Date: Mon, 1 Jul 2013 11:10:40 -0700
From: "Paul E. McKenney" <paulmck@linux.vnet.ibm.com>
To: Frederic Weisbecker <fweisbec@gmail.com>
Cc: linux-kernel@vger.kernel.org, mingo@elte.hu, laijs@cn.fujitsu.com,
        dipankar@in.ibm.com, akpm@linux-foundation.org,
        mathieu.desnoyers@polymtl.ca, josh@joshtriplett.org, niv@us.ibm.com,
        tglx@linutronix.de, peterz@infradead.org, rostedt@goodmis.org,
        dhowells@redhat.com, edumazet@google.com, darren@dvhart.com,
        sbw@mit.edu
Subject: Re: [PATCH RFC nohz_full v2 6/7] nohz_full: Add full-system-idle
 state machine
Message-ID: <20130701181040.GO3773@linux.vnet.ibm.com>
Reply-To: paulmck@linux.vnet.ibm.com
References: <20130628200949.GA17458@linux.vnet.ibm.com>
 <1372450222-19420-1-git-send-email-paulmck@linux.vnet.ibm.com>
 <1372450222-19420-6-git-send-email-paulmck@linux.vnet.ibm.com>
 <20130701163529.GO7246@somewhere.redhat.com>
MIME-Version: 1.0
Content-Type: text/plain; charset=us-ascii
Content-Disposition: inline
In-Reply-To: <20130701163529.GO7246@somewhere.redhat.com>
User-Agent: Mutt/1.5.21 (2010-09-15)
Sender: linux-kernel-owner@vger.kernel.org
Content-Length: 6451
Lines: 170

On Mon, Jul 01, 2013 at 06:35:31PM +0200, Frederic Weisbecker wrote:
> On Fri, Jun 28, 2013 at 01:10:21PM -0700, Paul E. McKenney wrote:
> >  /*
> > + * Unconditionally force exit from full system-idle state.  This is
> > + * invoked when a normal CPU exits idle, but must be called separately
> > + * for the timekeeping CPU (tick_do_timer_cpu).  The reason for this
> > + * is that the timekeeping CPU is permitted to take scheduling-clock
> > + * interrupts while the system is in system-idle state, and of course
> > + * rcu_sysidle_exit() has no way of distinguishing a scheduling-clock
> > + * interrupt from any other type of interrupt.
> > + */
> > +void rcu_sysidle_force_exit(void)
> > +{
> > +	int oldstate = ACCESS_ONCE(full_sysidle_state);
> > +	int newoldstate;
> > +
> > +	/*
> > +	 * Each pass through the following loop attempts to exit full
> > +	 * system-idle state.  If contention proves to be a problem,
> > +	 * a trylock-based contention tree could be used here.
-------
## SET EXERCISE 1
In the mailing-list message, which CPU does the code comment say must call the force-exit function separately?
## SET EXERCISE 2
Give every message ID listed in the References header of the mailing-list message.
## SET EXERCISE 3
Extend the mailing-list message past the last line shown.
The lines that come next are separate material and not part of the mailing-list message.

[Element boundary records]
-------
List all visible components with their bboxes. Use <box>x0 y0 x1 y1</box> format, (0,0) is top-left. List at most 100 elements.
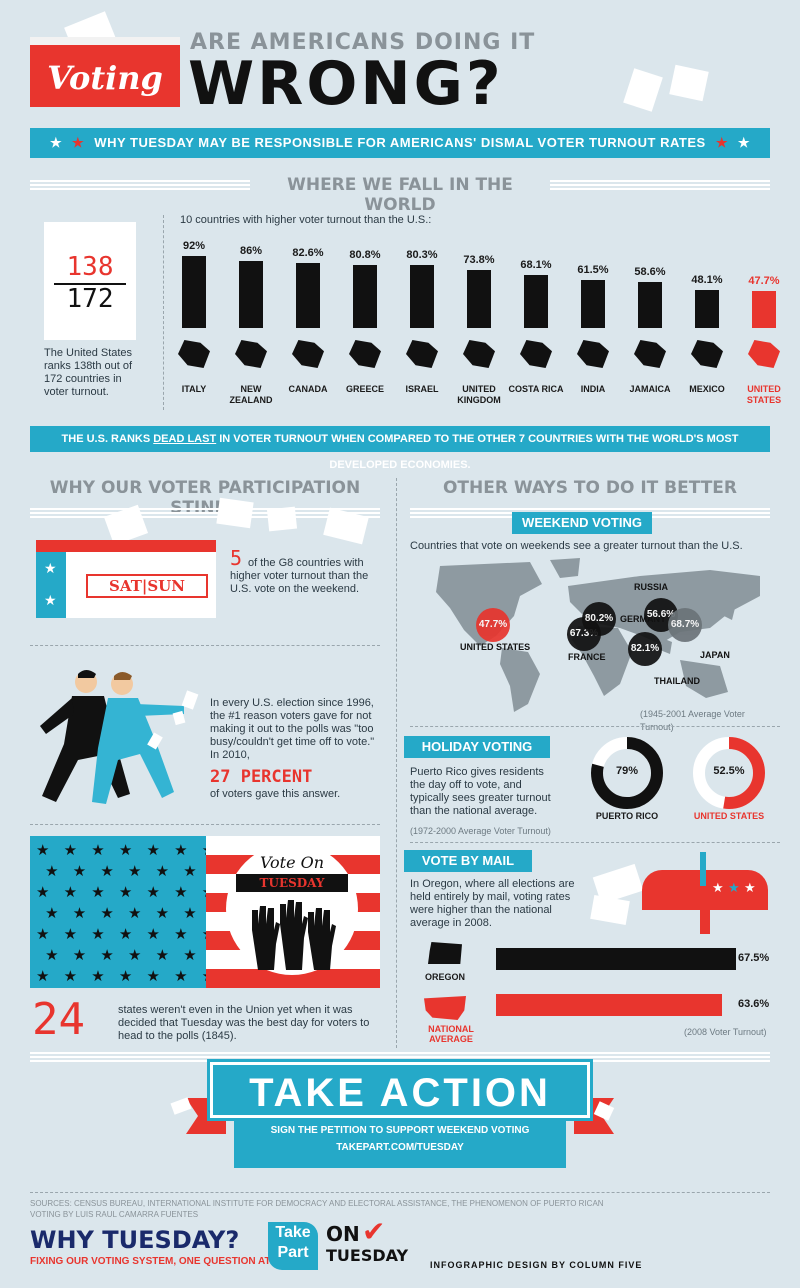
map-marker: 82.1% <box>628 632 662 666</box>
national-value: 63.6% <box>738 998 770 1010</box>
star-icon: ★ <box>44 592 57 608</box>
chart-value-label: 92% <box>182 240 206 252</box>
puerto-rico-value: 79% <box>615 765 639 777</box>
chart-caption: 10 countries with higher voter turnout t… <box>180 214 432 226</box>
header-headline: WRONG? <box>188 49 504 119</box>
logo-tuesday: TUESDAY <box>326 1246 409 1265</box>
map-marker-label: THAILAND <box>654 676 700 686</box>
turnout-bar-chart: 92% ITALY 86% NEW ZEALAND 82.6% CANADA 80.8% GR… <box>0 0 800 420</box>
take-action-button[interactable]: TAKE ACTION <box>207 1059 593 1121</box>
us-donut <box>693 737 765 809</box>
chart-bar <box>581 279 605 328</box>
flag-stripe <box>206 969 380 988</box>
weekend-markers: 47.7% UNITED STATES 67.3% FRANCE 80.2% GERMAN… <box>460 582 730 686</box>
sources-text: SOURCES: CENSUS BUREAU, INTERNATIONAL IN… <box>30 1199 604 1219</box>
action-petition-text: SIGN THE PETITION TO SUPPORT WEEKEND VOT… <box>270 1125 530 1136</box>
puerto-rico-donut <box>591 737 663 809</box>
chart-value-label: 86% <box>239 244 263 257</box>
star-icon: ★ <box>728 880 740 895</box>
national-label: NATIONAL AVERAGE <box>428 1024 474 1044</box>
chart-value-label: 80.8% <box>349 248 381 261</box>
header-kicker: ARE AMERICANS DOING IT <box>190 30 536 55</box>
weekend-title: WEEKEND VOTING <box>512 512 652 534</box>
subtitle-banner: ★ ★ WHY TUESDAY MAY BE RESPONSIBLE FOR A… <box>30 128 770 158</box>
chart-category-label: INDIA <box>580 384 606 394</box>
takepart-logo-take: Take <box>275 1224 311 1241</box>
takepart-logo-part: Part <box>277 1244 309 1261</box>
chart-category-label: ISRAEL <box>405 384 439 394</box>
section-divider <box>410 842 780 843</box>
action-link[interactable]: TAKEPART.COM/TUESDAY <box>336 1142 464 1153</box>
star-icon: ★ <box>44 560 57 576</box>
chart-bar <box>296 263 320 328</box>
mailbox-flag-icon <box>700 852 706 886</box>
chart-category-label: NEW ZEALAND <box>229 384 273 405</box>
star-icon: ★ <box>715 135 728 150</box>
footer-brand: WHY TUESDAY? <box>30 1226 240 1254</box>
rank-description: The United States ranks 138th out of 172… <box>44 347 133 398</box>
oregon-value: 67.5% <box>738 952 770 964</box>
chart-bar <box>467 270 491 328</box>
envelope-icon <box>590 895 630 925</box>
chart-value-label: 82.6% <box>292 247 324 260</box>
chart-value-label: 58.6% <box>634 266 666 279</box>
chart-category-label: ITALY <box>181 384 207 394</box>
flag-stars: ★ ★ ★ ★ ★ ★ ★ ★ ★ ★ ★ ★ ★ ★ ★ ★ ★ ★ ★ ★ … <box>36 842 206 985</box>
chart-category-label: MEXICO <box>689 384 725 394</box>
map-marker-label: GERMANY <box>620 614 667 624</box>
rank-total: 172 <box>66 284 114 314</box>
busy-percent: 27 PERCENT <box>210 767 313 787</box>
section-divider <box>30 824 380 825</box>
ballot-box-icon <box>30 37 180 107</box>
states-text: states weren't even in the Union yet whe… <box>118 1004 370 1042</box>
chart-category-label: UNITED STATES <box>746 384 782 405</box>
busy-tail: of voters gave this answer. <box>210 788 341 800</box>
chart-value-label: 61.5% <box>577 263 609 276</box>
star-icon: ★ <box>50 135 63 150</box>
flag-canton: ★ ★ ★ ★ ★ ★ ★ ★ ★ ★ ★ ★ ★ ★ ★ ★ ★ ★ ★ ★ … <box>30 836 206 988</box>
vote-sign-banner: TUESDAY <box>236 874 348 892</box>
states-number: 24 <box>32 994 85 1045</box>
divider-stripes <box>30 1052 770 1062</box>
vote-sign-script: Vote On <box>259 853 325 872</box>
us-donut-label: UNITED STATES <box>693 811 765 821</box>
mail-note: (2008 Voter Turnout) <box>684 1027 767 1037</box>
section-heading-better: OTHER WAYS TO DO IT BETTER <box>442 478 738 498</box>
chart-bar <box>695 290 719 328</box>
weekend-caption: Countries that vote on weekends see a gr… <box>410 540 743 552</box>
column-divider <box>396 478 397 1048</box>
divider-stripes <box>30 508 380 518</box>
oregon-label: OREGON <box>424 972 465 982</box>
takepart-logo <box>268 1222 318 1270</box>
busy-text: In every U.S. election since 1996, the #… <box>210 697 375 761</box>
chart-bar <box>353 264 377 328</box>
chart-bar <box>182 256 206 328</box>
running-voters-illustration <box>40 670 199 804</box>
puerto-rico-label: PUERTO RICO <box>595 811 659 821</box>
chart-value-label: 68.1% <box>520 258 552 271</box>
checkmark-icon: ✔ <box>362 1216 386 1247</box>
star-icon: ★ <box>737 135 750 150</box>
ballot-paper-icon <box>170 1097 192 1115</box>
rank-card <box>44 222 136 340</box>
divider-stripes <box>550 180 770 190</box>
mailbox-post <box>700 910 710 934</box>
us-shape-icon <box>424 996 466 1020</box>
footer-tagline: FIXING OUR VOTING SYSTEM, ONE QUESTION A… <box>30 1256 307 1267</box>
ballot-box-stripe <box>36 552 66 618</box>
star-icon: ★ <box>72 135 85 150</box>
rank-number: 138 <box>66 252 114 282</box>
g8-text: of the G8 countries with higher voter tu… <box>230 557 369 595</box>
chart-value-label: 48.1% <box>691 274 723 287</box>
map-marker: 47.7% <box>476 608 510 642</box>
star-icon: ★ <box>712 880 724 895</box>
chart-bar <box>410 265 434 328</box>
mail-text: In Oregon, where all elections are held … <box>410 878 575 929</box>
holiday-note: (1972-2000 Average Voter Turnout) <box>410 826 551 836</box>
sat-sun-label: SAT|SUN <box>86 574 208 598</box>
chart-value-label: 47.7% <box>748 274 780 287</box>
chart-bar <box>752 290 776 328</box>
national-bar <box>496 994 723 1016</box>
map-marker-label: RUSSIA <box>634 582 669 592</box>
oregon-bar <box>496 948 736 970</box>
-------
## WRITTEN REPLY 1
The timekeeping CPU (tick_do_timer_cpu).

## WRITTEN REPLY 2
<20130628200949.GA17458@linux.vnet.ibm.com>
<1372450222-19420-1-git-send-email-paulmck@linux.vnet.ibm.com>
<1372450222-19420-6-git-send-email-paulmck@linux.vnet.ibm.com>
<20130701163529.GO7246@somewhere.redhat.com>

## WRITTEN REPLY 3
> > +	 */
> > +	while (oldstate > RCU_SYSIDLE_SHORT) {
> > +		newoldstate = cmpxchg(&full_sysidle_state,
> > +				      oldstate, RCU_SYSIDLE_NOT);
> > +		if (oldstate == newoldstate &&
> > +		    oldstate == RCU_SYSIDLE_FULL_NOTED) {
> > +			rcu_kick_nohz_cpu(tick_do_timer_cpu);
> > +			return; /* We cleared it, done! */
> > +		}
> > +		oldstate = newoldstate;
> > +	}
> > +	smp_mb(); /* Order initial oldstate fetch vs. later non-idle work. */
> > +}
> > +
> > +/*
> >   * Invoked to note entry to irq or task transition from idle.  Note that
> >   * usermode execution does -not- count as idle here!  The caller must
> >   * have disabled interrupts.
> > @@ -2474,6 +2506,214 @@ static void rcu_sysidle_exit(struct rcu_dynticks *rdtp, int irq)
> >  	atomic_inc(&rdtp->dynticks_idle);
> >  	smp_mb__after_atomic_inc();
> >  	WARN_ON_ONCE(!(atomic_read(&rdtp->dynticks_idle) & 0x1));
> > +
> > +	/*
> > +	 * If we are the timekeeping CPU, we are permitted to be non-idle
> > +	 * during a system-idle state.  This must be the case, because
> > +	 * the timekeeping CPU has to take scheduling-clock interrupts
> > +	 * during the time that the system is transitioning to full
> > +	 * system-idle state.  This means that the timekeeping CPU must
> > +	 * invoke rcu_sysidle_force_exit() directly if it does anything
> > +	 * more than take a scheduling-clock interrupt.
> > +	 */
> > +	if (smp_processor_id() == tick_do_timer_cpu)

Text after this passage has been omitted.